**Material for this task**
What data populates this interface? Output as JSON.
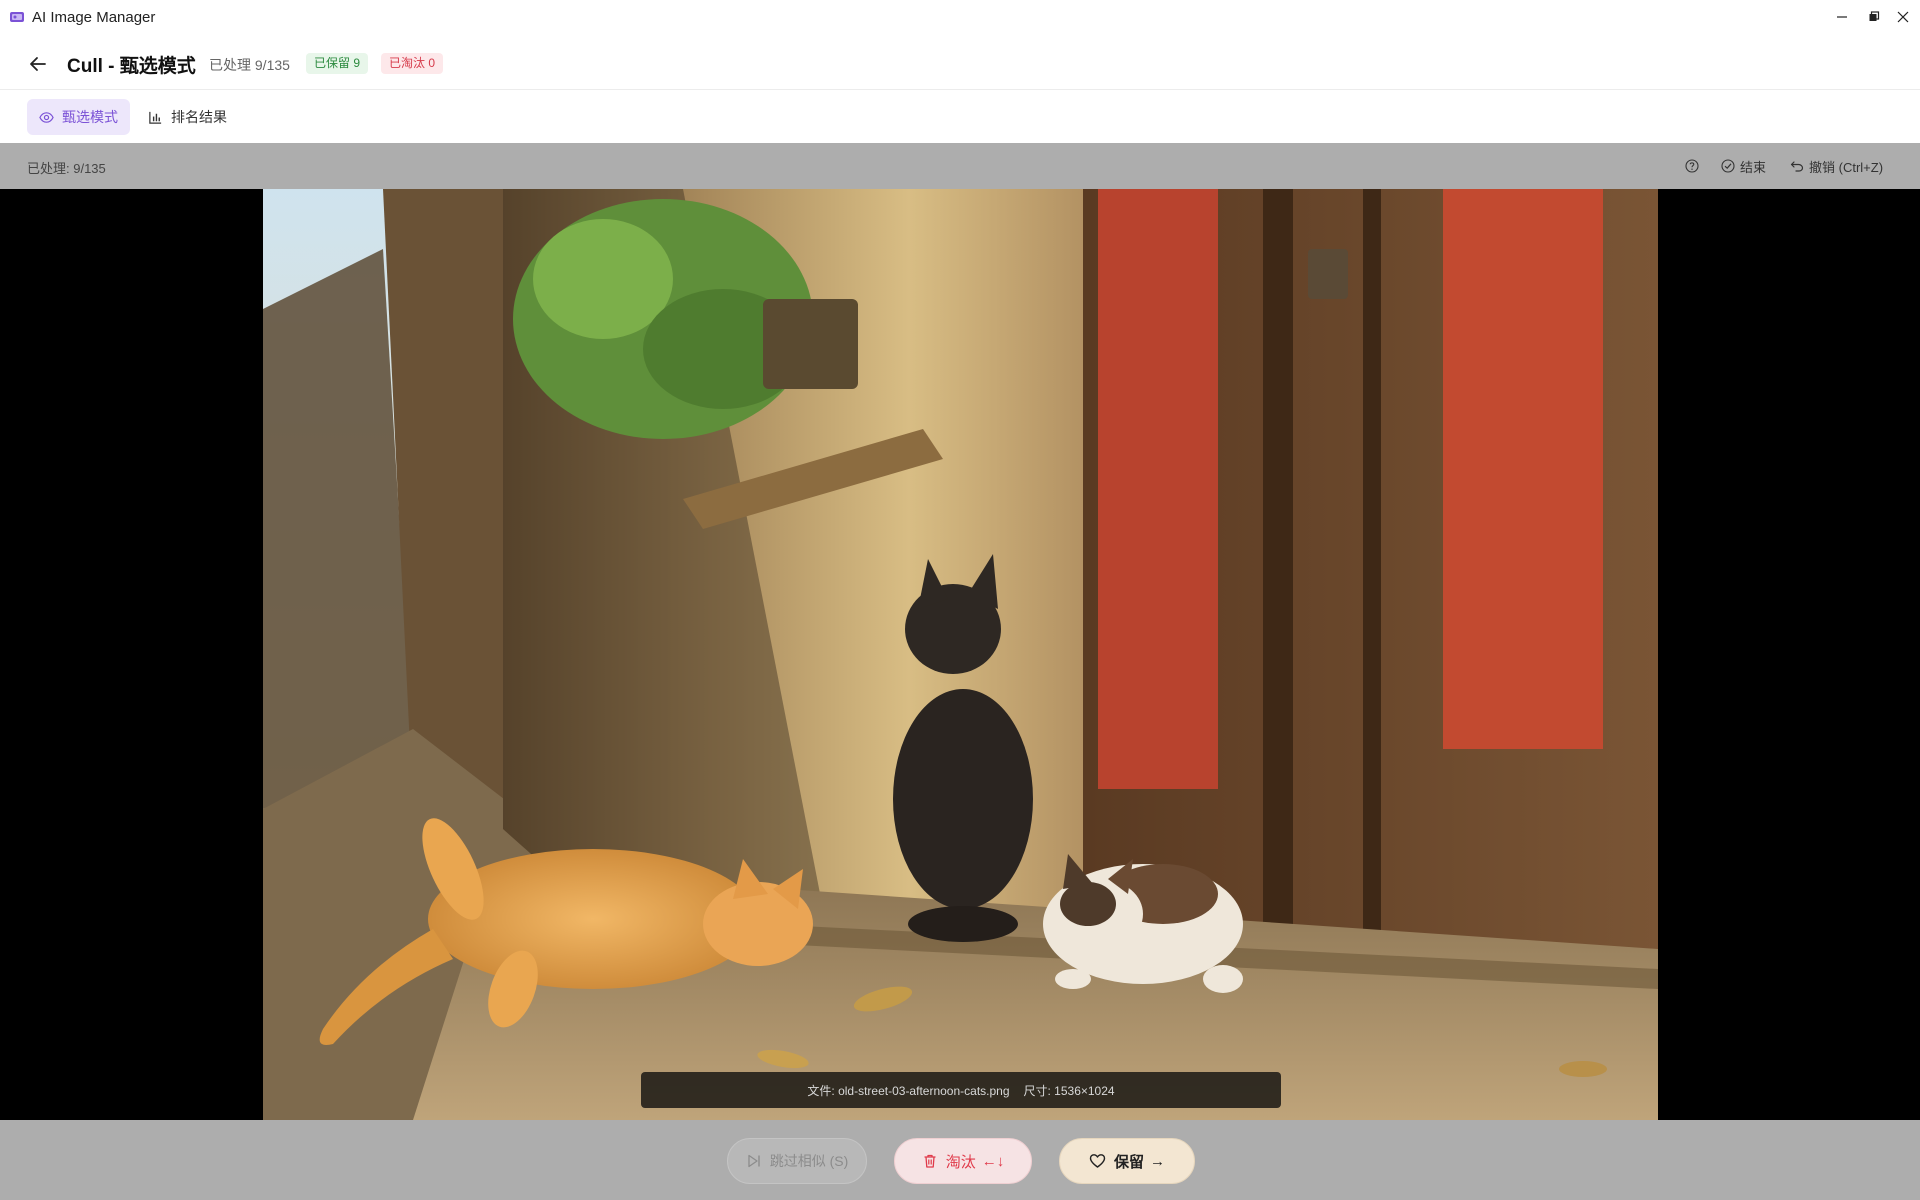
{
  "window": {
    "title": "AI Image Manager",
    "icons": [
      "app-logo-icon",
      "minimize-icon",
      "maximize-icon",
      "close-icon"
    ]
  },
  "header": {
    "title": "Cull - 甄选模式",
    "processed": "已处理 9/135",
    "kept_badge": "已保留 9",
    "rejected_badge": "已淘汰 0",
    "colors": {
      "kept": "#2b8a3e",
      "rejected": "#d63a4a"
    }
  },
  "tabs": [
    {
      "label": "甄选模式",
      "icon": "eye-icon",
      "active": true
    },
    {
      "label": "排名结果",
      "icon": "bar-chart-icon",
      "active": false
    }
  ],
  "toolbar": {
    "status": "已处理: 9/135",
    "finish_label": "结束",
    "undo_label": "撤销 (Ctrl+Z)"
  },
  "viewer": {
    "file_label": "文件: old-street-03-afternoon-cats.png",
    "size_label": "尺寸: 1536×1024"
  },
  "actions": {
    "skip_label": "跳过相似 (S)",
    "reject_label": "淘汰",
    "reject_keys": "←↓",
    "keep_label": "保留",
    "keep_keys": "→"
  },
  "colors": {
    "accent": "#7b52d6",
    "reject": "#e03a4a",
    "toolbar_bg": "#adadad"
  }
}
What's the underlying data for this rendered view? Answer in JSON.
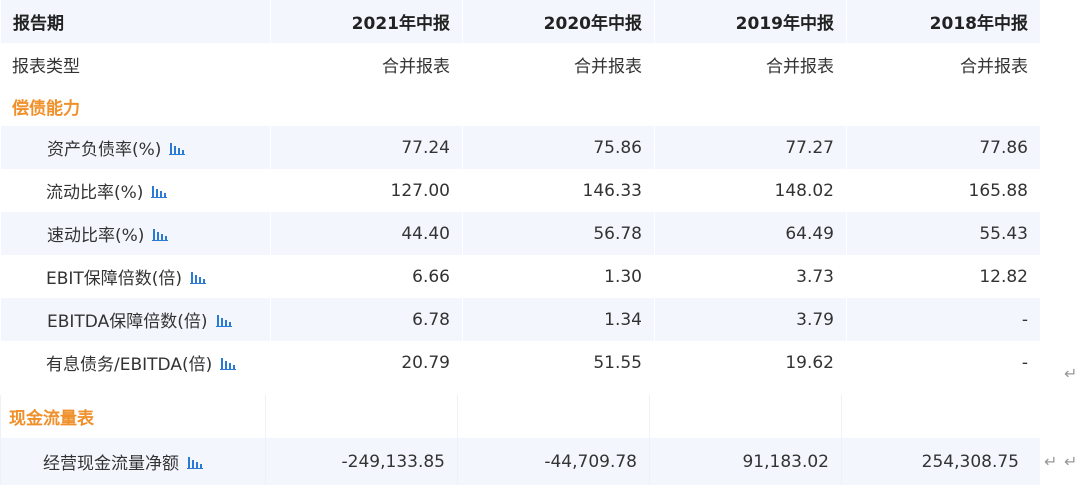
{
  "header": {
    "label": "报告期",
    "periods": [
      "2021年中报",
      "2020年中报",
      "2019年中报",
      "2018年中报"
    ]
  },
  "report_type": {
    "label": "报表类型",
    "values": [
      "合并报表",
      "合并报表",
      "合并报表",
      "合并报表"
    ]
  },
  "solvency": {
    "title": "偿债能力",
    "rows": [
      {
        "label": "资产负债率(%)",
        "values": [
          "77.24",
          "75.86",
          "77.27",
          "77.86"
        ]
      },
      {
        "label": "流动比率(%)",
        "values": [
          "127.00",
          "146.33",
          "148.02",
          "165.88"
        ]
      },
      {
        "label": "速动比率(%)",
        "values": [
          "44.40",
          "56.78",
          "64.49",
          "55.43"
        ]
      },
      {
        "label": "EBIT保障倍数(倍)",
        "values": [
          "6.66",
          "1.30",
          "3.73",
          "12.82"
        ]
      },
      {
        "label": "EBITDA保障倍数(倍)",
        "values": [
          "6.78",
          "1.34",
          "3.79",
          "-"
        ]
      },
      {
        "label": "有息债务/EBITDA(倍)",
        "values": [
          "20.79",
          "51.55",
          "19.62",
          "-"
        ]
      }
    ]
  },
  "cashflow": {
    "title": "现金流量表",
    "rows": [
      {
        "label": "经营现金流量净额",
        "values": [
          "-249,133.85",
          "-44,709.78",
          "91,183.02",
          "254,308.75"
        ]
      }
    ]
  },
  "return_symbol": "↵",
  "icons": {
    "chart": "bar-chart-icon"
  },
  "colors": {
    "section": "#f0902a",
    "icon": "#2b7bd6",
    "band": "#f3f7fd"
  }
}
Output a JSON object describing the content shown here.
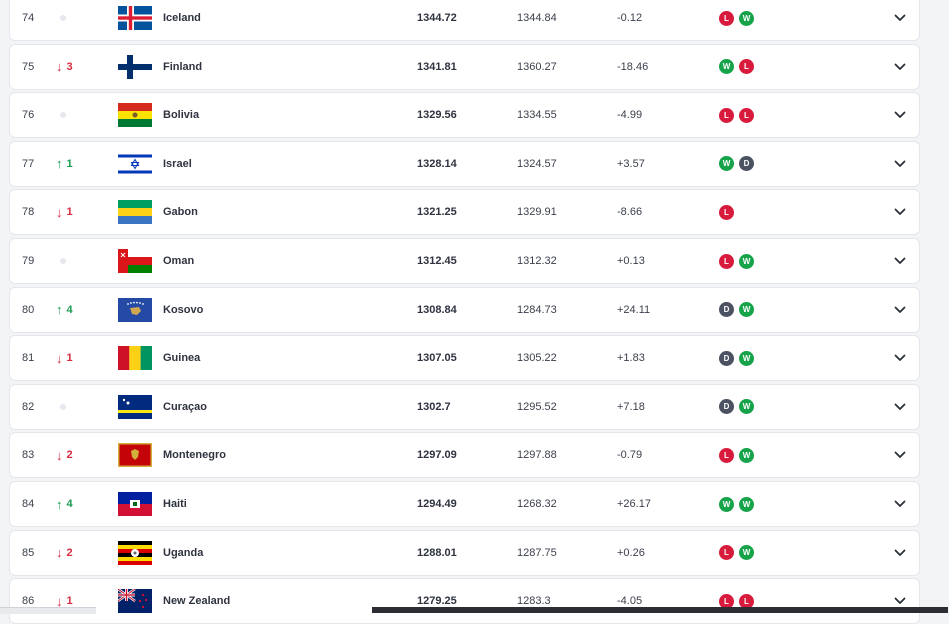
{
  "rows": [
    {
      "rank": "74",
      "move_dir": "none",
      "move_val": "",
      "flag": "iceland-flag",
      "country": "Iceland",
      "points": "1344.72",
      "prev": "1344.84",
      "diff": "-0.12",
      "form": [
        "L",
        "W"
      ]
    },
    {
      "rank": "75",
      "move_dir": "down",
      "move_val": "3",
      "flag": "finland-flag",
      "country": "Finland",
      "points": "1341.81",
      "prev": "1360.27",
      "diff": "-18.46",
      "form": [
        "W",
        "L"
      ]
    },
    {
      "rank": "76",
      "move_dir": "none",
      "move_val": "",
      "flag": "bolivia-flag",
      "country": "Bolivia",
      "points": "1329.56",
      "prev": "1334.55",
      "diff": "-4.99",
      "form": [
        "L",
        "L"
      ]
    },
    {
      "rank": "77",
      "move_dir": "up",
      "move_val": "1",
      "flag": "israel-flag",
      "country": "Israel",
      "points": "1328.14",
      "prev": "1324.57",
      "diff": "+3.57",
      "form": [
        "W",
        "D"
      ]
    },
    {
      "rank": "78",
      "move_dir": "down",
      "move_val": "1",
      "flag": "gabon-flag",
      "country": "Gabon",
      "points": "1321.25",
      "prev": "1329.91",
      "diff": "-8.66",
      "form": [
        "L"
      ]
    },
    {
      "rank": "79",
      "move_dir": "none",
      "move_val": "",
      "flag": "oman-flag",
      "country": "Oman",
      "points": "1312.45",
      "prev": "1312.32",
      "diff": "+0.13",
      "form": [
        "L",
        "W"
      ]
    },
    {
      "rank": "80",
      "move_dir": "up",
      "move_val": "4",
      "flag": "kosovo-flag",
      "country": "Kosovo",
      "points": "1308.84",
      "prev": "1284.73",
      "diff": "+24.11",
      "form": [
        "D",
        "W"
      ]
    },
    {
      "rank": "81",
      "move_dir": "down",
      "move_val": "1",
      "flag": "guinea-flag",
      "country": "Guinea",
      "points": "1307.05",
      "prev": "1305.22",
      "diff": "+1.83",
      "form": [
        "D",
        "W"
      ]
    },
    {
      "rank": "82",
      "move_dir": "none",
      "move_val": "",
      "flag": "curacao-flag",
      "country": "Curaçao",
      "points": "1302.7",
      "prev": "1295.52",
      "diff": "+7.18",
      "form": [
        "D",
        "W"
      ]
    },
    {
      "rank": "83",
      "move_dir": "down",
      "move_val": "2",
      "flag": "montenegro-flag",
      "country": "Montenegro",
      "points": "1297.09",
      "prev": "1297.88",
      "diff": "-0.79",
      "form": [
        "L",
        "W"
      ]
    },
    {
      "rank": "84",
      "move_dir": "up",
      "move_val": "4",
      "flag": "haiti-flag",
      "country": "Haiti",
      "points": "1294.49",
      "prev": "1268.32",
      "diff": "+26.17",
      "form": [
        "W",
        "W"
      ]
    },
    {
      "rank": "85",
      "move_dir": "down",
      "move_val": "2",
      "flag": "uganda-flag",
      "country": "Uganda",
      "points": "1288.01",
      "prev": "1287.75",
      "diff": "+0.26",
      "form": [
        "L",
        "W"
      ]
    },
    {
      "rank": "86",
      "move_dir": "down",
      "move_val": "1",
      "flag": "new-zealand-flag",
      "country": "New Zealand",
      "points": "1279.25",
      "prev": "1283.3",
      "diff": "-4.05",
      "form": [
        "L",
        "L"
      ]
    }
  ],
  "icons": {
    "up": "arrow-up-icon",
    "down": "arrow-down-icon",
    "none": "no-change-dot-icon",
    "expand": "chevron-down-icon"
  },
  "colors": {
    "up": "#1a9b4e",
    "down": "#d52a3f",
    "win": "#16a34a",
    "loss": "#d81b3c",
    "draw": "#4b5262"
  }
}
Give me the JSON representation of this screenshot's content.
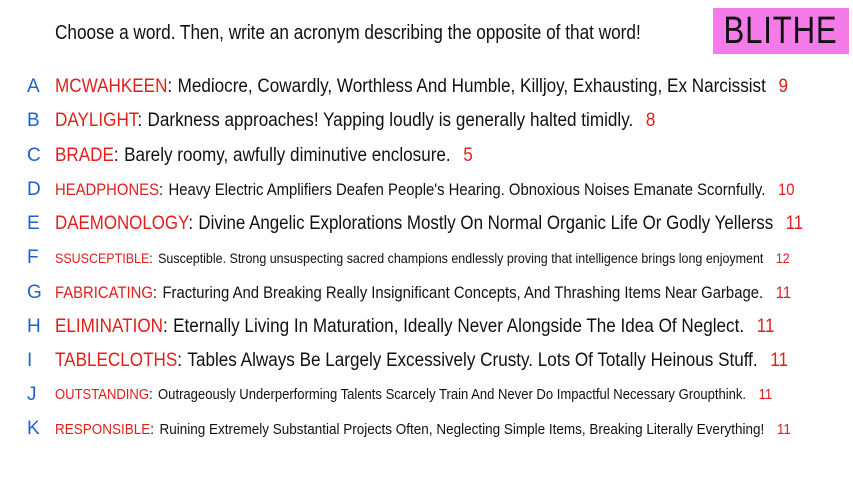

**What is required**
List each line of the entries that holds the string "data".

**Output of the task**
What data populates this interface? Output as JSON.
What's the underlying data for this rendered view? Answer in JSON.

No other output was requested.